--- start Dataset records ---

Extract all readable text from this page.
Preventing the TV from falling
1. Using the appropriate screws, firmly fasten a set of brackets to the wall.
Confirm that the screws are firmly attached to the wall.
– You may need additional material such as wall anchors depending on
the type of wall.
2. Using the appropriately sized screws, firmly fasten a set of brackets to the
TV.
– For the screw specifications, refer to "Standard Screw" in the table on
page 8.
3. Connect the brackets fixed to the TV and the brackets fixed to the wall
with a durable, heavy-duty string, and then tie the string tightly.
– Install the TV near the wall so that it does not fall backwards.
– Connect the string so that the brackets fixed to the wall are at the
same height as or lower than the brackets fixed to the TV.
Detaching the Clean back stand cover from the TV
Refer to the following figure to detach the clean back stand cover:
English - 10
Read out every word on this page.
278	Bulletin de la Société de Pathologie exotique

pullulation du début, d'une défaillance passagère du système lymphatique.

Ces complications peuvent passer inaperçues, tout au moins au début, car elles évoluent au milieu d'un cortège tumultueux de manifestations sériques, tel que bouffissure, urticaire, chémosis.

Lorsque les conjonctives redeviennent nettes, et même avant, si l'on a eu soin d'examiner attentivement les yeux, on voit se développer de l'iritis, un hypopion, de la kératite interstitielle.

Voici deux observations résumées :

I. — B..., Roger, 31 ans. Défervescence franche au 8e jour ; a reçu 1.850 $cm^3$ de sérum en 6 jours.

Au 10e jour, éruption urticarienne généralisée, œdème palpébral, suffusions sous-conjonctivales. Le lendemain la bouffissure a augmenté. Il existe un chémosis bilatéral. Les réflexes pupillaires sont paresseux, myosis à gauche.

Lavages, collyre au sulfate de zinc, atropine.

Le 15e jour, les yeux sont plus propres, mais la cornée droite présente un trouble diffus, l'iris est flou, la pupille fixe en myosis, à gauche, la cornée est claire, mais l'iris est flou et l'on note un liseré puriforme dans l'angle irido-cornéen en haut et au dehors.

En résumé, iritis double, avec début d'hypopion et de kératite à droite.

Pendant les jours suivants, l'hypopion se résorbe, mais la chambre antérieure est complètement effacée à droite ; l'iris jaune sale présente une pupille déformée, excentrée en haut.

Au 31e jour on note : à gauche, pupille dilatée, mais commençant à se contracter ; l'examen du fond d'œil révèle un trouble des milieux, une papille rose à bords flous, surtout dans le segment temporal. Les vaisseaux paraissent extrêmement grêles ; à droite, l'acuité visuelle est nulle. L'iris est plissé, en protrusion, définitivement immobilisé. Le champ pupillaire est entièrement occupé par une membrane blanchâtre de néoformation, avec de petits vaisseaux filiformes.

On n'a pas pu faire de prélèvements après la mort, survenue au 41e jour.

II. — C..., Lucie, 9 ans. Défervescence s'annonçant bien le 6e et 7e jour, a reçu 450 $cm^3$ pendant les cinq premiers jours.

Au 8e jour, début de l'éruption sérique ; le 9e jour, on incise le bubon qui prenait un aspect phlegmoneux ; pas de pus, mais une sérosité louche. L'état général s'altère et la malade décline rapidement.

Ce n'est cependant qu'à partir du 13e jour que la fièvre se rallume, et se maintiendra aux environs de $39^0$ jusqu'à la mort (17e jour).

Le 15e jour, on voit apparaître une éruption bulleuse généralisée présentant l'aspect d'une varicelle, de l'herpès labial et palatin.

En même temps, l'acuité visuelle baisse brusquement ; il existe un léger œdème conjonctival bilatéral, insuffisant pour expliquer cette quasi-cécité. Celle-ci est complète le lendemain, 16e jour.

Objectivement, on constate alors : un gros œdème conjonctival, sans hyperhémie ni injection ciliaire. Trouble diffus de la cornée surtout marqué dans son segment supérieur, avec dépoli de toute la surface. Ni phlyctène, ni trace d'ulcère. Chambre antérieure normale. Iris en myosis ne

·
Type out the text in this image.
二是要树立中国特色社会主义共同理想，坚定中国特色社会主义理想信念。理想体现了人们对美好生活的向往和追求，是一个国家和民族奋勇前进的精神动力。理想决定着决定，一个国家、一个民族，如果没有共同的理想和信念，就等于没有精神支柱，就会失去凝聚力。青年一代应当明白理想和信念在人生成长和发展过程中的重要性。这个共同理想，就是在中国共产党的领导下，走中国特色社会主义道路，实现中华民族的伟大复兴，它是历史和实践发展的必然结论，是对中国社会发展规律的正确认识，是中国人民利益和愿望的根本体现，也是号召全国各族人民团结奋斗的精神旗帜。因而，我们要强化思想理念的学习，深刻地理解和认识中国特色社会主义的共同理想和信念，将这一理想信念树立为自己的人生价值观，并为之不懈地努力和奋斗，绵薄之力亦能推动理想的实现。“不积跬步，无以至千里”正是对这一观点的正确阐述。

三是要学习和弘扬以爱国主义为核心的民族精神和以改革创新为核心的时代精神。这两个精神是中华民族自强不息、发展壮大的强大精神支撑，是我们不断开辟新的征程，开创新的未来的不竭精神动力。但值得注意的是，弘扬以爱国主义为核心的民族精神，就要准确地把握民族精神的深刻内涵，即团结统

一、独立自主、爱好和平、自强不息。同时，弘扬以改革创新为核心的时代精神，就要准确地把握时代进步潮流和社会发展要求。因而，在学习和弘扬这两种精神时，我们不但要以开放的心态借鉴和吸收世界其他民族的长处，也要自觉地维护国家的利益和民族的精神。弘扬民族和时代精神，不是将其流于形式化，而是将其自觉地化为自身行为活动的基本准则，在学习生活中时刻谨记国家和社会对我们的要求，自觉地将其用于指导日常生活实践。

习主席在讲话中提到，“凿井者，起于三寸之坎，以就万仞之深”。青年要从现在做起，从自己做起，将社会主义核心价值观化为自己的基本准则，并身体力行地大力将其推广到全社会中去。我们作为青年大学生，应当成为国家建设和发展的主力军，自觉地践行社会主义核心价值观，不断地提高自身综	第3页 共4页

--- end Dataset records ---

**Task**: Find the string "text" in the records, then copy each line where it occurs.

**The answer**:
Extract all readable text from this page.
Type out the text in this image.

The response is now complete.